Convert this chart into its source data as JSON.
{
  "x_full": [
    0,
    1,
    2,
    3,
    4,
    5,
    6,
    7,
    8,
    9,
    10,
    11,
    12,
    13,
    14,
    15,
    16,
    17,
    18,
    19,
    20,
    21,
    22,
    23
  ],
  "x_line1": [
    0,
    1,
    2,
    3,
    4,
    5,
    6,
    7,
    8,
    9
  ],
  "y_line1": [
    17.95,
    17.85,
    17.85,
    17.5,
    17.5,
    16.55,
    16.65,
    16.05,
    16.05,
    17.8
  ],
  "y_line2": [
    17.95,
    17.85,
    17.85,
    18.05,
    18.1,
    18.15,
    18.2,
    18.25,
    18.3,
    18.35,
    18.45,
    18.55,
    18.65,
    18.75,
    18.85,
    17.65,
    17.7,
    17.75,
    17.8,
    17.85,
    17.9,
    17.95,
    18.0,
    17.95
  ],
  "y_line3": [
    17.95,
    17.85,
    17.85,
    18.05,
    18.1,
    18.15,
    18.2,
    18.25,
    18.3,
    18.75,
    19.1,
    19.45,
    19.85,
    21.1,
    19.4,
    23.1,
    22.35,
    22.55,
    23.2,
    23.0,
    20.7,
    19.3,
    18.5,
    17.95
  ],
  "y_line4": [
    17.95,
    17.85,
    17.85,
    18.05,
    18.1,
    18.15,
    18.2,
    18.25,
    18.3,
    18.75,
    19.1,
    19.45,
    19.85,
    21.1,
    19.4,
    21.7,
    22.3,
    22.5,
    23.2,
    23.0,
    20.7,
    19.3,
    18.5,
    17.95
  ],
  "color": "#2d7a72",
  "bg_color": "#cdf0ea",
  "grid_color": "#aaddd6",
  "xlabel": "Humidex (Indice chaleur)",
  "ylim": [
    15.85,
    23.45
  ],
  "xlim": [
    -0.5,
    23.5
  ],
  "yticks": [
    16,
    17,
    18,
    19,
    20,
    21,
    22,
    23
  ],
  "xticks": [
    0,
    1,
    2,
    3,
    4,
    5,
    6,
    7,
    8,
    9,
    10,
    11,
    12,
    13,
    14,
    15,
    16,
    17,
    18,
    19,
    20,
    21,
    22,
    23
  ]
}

Exercise brief:
Without leaving anything out, quote all the data.

Solution below:
Convert this chart into its source data as JSON.
{
  "x_full": [
    0,
    1,
    2,
    3,
    4,
    5,
    6,
    7,
    8,
    9,
    10,
    11,
    12,
    13,
    14,
    15,
    16,
    17,
    18,
    19,
    20,
    21,
    22,
    23
  ],
  "x_line1": [
    0,
    1,
    2,
    3,
    4,
    5,
    6,
    7,
    8,
    9
  ],
  "y_line1": [
    17.95,
    17.85,
    17.85,
    17.5,
    17.5,
    16.55,
    16.65,
    16.05,
    16.05,
    17.8
  ],
  "y_line2": [
    17.95,
    17.85,
    17.85,
    18.05,
    18.1,
    18.15,
    18.2,
    18.25,
    18.3,
    18.35,
    18.45,
    18.55,
    18.65,
    18.75,
    18.85,
    17.65,
    17.7,
    17.75,
    17.8,
    17.85,
    17.9,
    17.95,
    18.0,
    17.95
  ],
  "y_line3": [
    17.95,
    17.85,
    17.85,
    18.05,
    18.1,
    18.15,
    18.2,
    18.25,
    18.3,
    18.75,
    19.1,
    19.45,
    19.85,
    21.1,
    19.4,
    23.1,
    22.35,
    22.55,
    23.2,
    23.0,
    20.7,
    19.3,
    18.5,
    17.95
  ],
  "y_line4": [
    17.95,
    17.85,
    17.85,
    18.05,
    18.1,
    18.15,
    18.2,
    18.25,
    18.3,
    18.75,
    19.1,
    19.45,
    19.85,
    21.1,
    19.4,
    21.7,
    22.3,
    22.5,
    23.2,
    23.0,
    20.7,
    19.3,
    18.5,
    17.95
  ],
  "color": "#2d7a72",
  "bg_color": "#cdf0ea",
  "grid_color": "#aaddd6",
  "xlabel": "Humidex (Indice chaleur)",
  "ylim": [
    15.85,
    23.45
  ],
  "xlim": [
    -0.5,
    23.5
  ],
  "yticks": [
    16,
    17,
    18,
    19,
    20,
    21,
    22,
    23
  ],
  "xticks": [
    0,
    1,
    2,
    3,
    4,
    5,
    6,
    7,
    8,
    9,
    10,
    11,
    12,
    13,
    14,
    15,
    16,
    17,
    18,
    19,
    20,
    21,
    22,
    23
  ]
}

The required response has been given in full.